▶ _TO BE DONE_:
1/ In the soil-testing thread, what units are used for the fertilizer recommendations?
2/ Continue the soil-testing thread from its last line.

▶ _DOCUMENT SEGMENT_:
········

For me, I ordered one sample kit from yard mastery and then I was thinking of going with https://servitechlabs.com/ .. need to follow up with pricing first and see but they do offer:



Which from your above post seems to cover everything I would need and more ... again need to validate price.

I did take a look at Ward, because I think it was what I saw Gman saying he used ?? Correct me if I am wrong ..

But looking at their site and your mention of ease of use, i got completely lost in it haha....





I found the above, but none of that makes any sense to me to fill out .. am I looking in the wrong spot?


----------



## Ridgerunner

> For #2 - Are you saying even labs on this list are not very equal?


Not at all. I'm saying that the Labs listed on the NAPT/PAP list have met rigorous standards in order to be listed. They've proven their mettle.



> Lawn & Garden Soil Analysis
> Golf Course and Athletic Turf Analysis
> 
> (Fertilizer recommendations given in lbs. per 1,000 sq. ft.)
> Nitrate-nitrogen, Phosphorus, Potassium, Sulfur, Calcium, Magnesium, Sodium, Zinc, Iron, Manganese, Copper, Organic matter, Soil pH, Buffer pH, Soluble salts, Cation exchange capacity, Base saturation %


That's a decently comprehensive test. For a cost comparison, Midwest labs offers the S3C for $25.50. Adding the Olsen P test (in case your soil pH is above 7.2) and recommendations adds another $2 for a total of 27.50.
See page 14 for the SC3 test cost and page 16 for the Olsen bicarb test fee:
https://midwestlabs.com/our-industries/fee-schedule/

You'll need to ask @g-man if he is familiar with/has used Ward labs.

········

▶ _DATASET EXTRACT_:
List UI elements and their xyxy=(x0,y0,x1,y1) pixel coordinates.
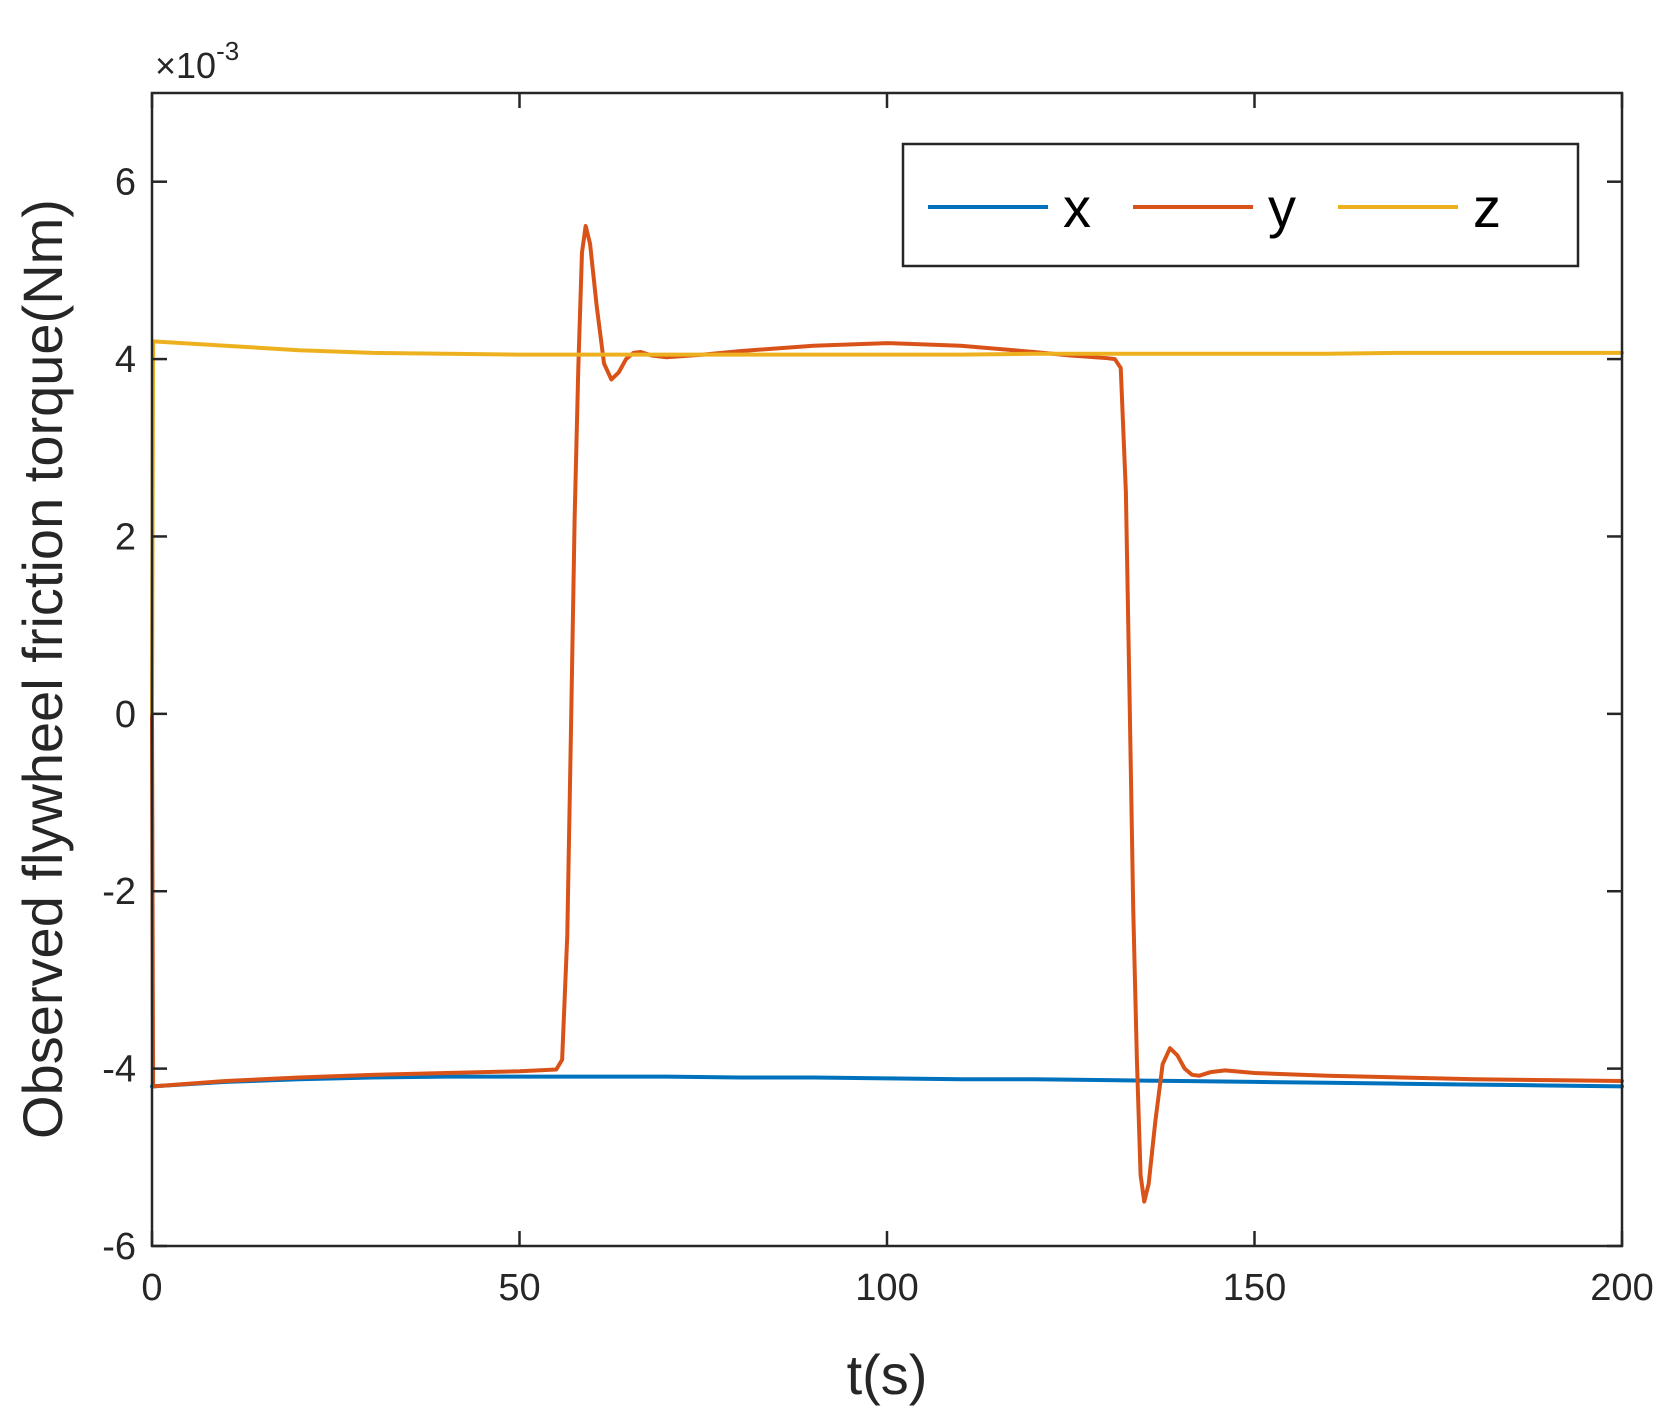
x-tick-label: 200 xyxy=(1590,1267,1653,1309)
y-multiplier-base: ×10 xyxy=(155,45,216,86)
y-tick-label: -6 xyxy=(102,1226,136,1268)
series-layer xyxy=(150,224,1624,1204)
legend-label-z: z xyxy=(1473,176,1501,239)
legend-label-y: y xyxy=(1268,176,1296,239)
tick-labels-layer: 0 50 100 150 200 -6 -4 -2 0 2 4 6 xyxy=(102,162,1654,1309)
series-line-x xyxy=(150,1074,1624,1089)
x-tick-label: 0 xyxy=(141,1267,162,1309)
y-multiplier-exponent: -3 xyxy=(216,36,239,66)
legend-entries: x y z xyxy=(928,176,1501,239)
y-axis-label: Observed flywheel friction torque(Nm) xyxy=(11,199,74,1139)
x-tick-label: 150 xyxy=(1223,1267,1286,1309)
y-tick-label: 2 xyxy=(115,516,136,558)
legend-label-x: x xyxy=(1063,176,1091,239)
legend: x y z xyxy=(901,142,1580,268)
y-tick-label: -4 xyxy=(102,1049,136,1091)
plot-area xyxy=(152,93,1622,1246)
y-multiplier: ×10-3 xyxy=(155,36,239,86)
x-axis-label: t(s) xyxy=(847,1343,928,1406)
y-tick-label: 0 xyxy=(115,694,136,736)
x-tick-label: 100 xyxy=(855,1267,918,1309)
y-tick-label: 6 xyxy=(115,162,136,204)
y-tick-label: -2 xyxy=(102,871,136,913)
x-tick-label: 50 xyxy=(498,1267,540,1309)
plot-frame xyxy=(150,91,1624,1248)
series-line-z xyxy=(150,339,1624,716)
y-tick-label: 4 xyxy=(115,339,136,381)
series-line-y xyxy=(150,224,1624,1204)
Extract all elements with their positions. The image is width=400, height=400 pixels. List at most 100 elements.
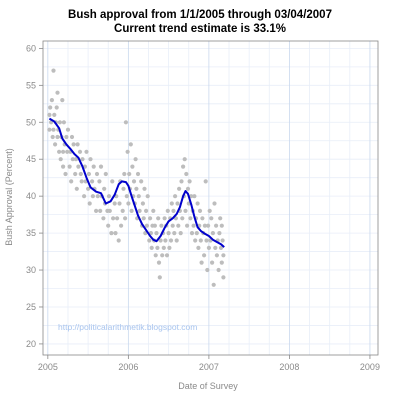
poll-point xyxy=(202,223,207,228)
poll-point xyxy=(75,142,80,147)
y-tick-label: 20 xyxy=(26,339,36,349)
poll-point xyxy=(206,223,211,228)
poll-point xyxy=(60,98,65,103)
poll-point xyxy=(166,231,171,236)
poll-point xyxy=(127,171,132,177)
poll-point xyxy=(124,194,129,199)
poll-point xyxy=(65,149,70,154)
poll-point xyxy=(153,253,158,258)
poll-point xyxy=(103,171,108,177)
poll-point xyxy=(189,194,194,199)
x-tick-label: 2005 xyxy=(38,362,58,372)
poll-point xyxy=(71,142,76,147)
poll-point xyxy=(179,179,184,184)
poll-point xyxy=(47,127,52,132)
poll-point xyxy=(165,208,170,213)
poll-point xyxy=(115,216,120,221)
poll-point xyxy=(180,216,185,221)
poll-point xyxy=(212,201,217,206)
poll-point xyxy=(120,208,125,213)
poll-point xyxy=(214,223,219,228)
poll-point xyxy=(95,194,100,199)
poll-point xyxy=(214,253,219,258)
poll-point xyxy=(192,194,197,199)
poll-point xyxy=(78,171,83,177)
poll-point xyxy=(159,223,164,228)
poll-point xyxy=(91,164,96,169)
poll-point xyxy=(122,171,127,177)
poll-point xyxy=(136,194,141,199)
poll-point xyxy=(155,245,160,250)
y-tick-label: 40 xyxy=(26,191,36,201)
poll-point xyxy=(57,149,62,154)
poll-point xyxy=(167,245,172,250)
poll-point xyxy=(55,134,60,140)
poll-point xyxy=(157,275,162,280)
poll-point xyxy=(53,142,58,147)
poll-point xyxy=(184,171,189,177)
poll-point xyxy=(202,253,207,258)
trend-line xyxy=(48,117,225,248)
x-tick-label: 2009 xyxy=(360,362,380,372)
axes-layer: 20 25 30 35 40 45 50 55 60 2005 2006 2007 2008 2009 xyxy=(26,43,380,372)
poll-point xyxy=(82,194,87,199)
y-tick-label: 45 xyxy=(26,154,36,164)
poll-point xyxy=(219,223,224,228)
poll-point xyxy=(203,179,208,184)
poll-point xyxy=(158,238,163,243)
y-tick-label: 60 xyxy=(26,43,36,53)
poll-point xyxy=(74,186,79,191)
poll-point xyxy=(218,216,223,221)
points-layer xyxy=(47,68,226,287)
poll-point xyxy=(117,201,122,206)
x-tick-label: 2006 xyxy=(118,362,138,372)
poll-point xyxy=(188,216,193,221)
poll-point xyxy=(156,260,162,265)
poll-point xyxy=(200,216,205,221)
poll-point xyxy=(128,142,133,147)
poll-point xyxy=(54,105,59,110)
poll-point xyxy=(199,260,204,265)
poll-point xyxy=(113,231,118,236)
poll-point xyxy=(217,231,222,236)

········

▶ _TASK RESULTS_:
1/ Pounds per 1,000 square feet.

2/
----------



## GoDawgs

@Ridgerunner that is a great write up. While a lot of it is a foreign language to me, it's very helpful.

I'm ready to do a soil sample. Do I just pick a company on that list and go with them or can you recommend one to me? Since it's my first one, I'd like to get the most extensive test. I'd also like to test yearly, with the same company, and be able to view my files on their database.

Do I need to determine my soil PH before I can get a test in order to assure I get the correct type of test?


----------



## Ridgerunner

@GoDawgs I'm loathe to recommend a lab to anyone.
I suggest people use a lab listed as a participant on the NAPT/PAP list, as it is some assurance of a lab that does quality work (a lab can't be listed if they haven't successfully complied with the strict requirements for accuracy of results), however a number of labs that people here like to use are not listed (like Waypoint) and that doesn't mean they are not good labs. I recommend you investigate various labs to see if they best meet your requirements.
That being said, I prefer Midwest Labs. They are NAPT/PAP participants, they offer every possible type of agricultural test available for when/if the need arises, they offer individual, stand alone tests, their prices are more than reasonable, and they have a good interactive portal that will track your tests over the years.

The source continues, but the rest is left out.